Instructions to follow: Extract every entry word for word. Skip the pictures.

Material for this exercise:
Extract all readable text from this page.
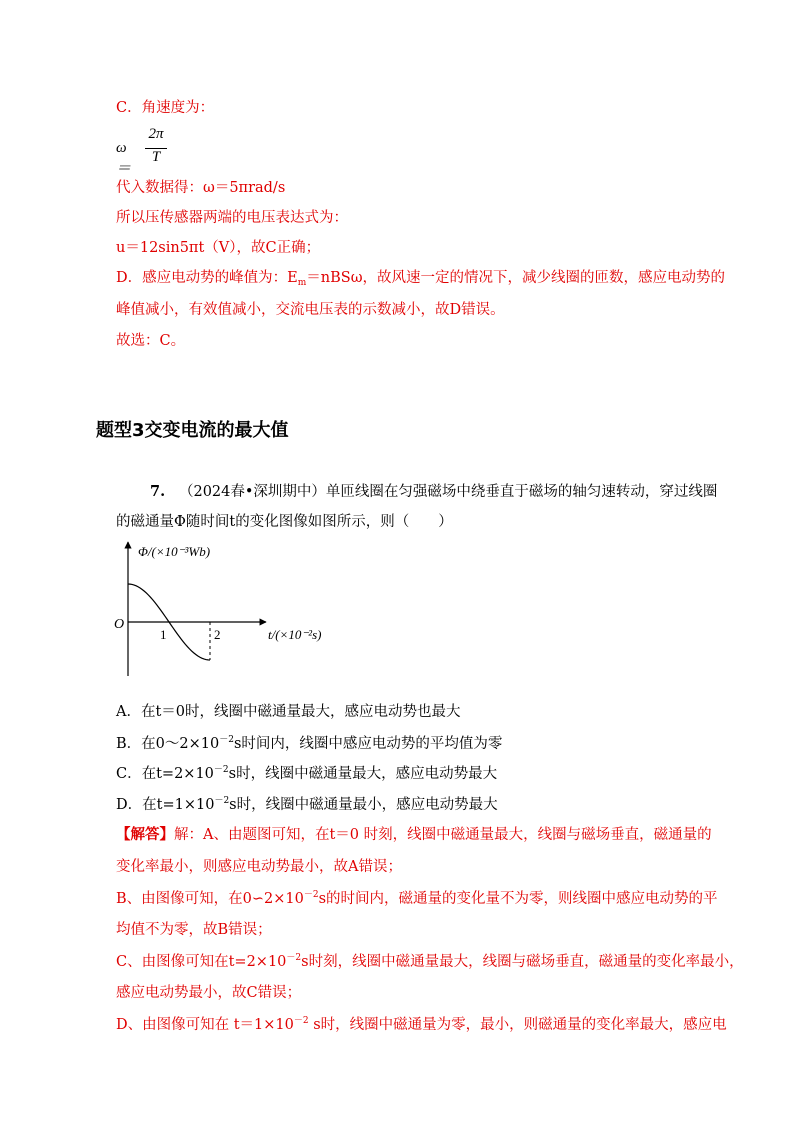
C．角速度为：
ω＝
2π
T
代入数据得：ω＝5πrad/s
所以压传感器两端的电压表达式为：
u＝12sin5πt（V），故C正确；
D．感应电动势的峰值为：$E_m=nBS\omega$，故风速一定的情况下，减少线圈的匝数，感应电动势的
峰值减小，有效值减小，交流电压表的示数减小，故D错误。
故选：C。
题型3交变电流的最大值
7. （2024春•深圳期中）单匝线圈在匀强磁场中绕垂直于磁场的轴匀速转动，穿过线圈
的磁通量Φ随时间t的变化图像如图所示，则（　　）
Φ/(×10⁻³Wb)
O
1	2	t/(×10⁻²s)
A．在t＝0时，线圈中磁通量最大，感应电动势也最大
B．在$0\sim 2\times 10^{-2}s$时间内，线圈中感应电动势的平均值为零
C．在$t=2\times 10^{-2}s$时，线圈中磁通量最大，感应电动势最大
D．在$t=1\times 10^{-2}s$时，线圈中磁通量最小，感应电动势最大
【解答】解：A、由题图可知，在t＝0 时刻，线圈中磁通量最大，线圈与磁场垂直，磁通量的
变化率最小，则感应电动势最小，故A错误；
B、由图像可知，在$0∽2\times 10^{-2}s$的时间内，磁通量的变化量不为零，则线圈中感应电动势的平
均值不为零，故B错误；
C、由图像可知在$t=2\times 10^{-2}s$时刻，线圈中磁通量最大，线圈与磁场垂直，磁通量的变化率最小，
感应电动势最小，故C错误；
D、由图像可知在 $t=1\times 10^{-2}$ s时，线圈中磁通量为零，最小，则磁通量的变化率最大，感应电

Correct response:
Extract all readable text from this page.
C．角速度为：
ω＝
2π
T
代入数据得：ω＝5πrad/s
所以压传感器两端的电压表达式为：
u＝12sin5πt（V），故C正确；
D．感应电动势的峰值为：$E_m=nBS\omega$，故风速一定的情况下，减少线圈的匝数，感应电动势的
峰值减小，有效值减小，交流电压表的示数减小，故D错误。
故选：C。
题型3交变电流的最大值
7. （2024春•深圳期中）单匝线圈在匀强磁场中绕垂直于磁场的轴匀速转动，穿过线圈
的磁通量Φ随时间t的变化图像如图所示，则（　　）
Φ/(×10⁻³Wb)
O
1	2	t/(×10⁻²s)
A．在t＝0时，线圈中磁通量最大，感应电动势也最大
B．在$0\sim 2\times 10^{-2}s$时间内，线圈中感应电动势的平均值为零
C．在$t=2\times 10^{-2}s$时，线圈中磁通量最大，感应电动势最大
D．在$t=1\times 10^{-2}s$时，线圈中磁通量最小，感应电动势最大
【解答】解：A、由题图可知，在t＝0 时刻，线圈中磁通量最大，线圈与磁场垂直，磁通量的
变化率最小，则感应电动势最小，故A错误；
B、由图像可知，在$0∽2\times 10^{-2}s$的时间内，磁通量的变化量不为零，则线圈中感应电动势的平
均值不为零，故B错误；
C、由图像可知在$t=2\times 10^{-2}s$时刻，线圈中磁通量最大，线圈与磁场垂直，磁通量的变化率最小，
感应电动势最小，故C错误；
D、由图像可知在 $t=1\times 10^{-2}$ s时，线圈中磁通量为零，最小，则磁通量的变化率最大，感应电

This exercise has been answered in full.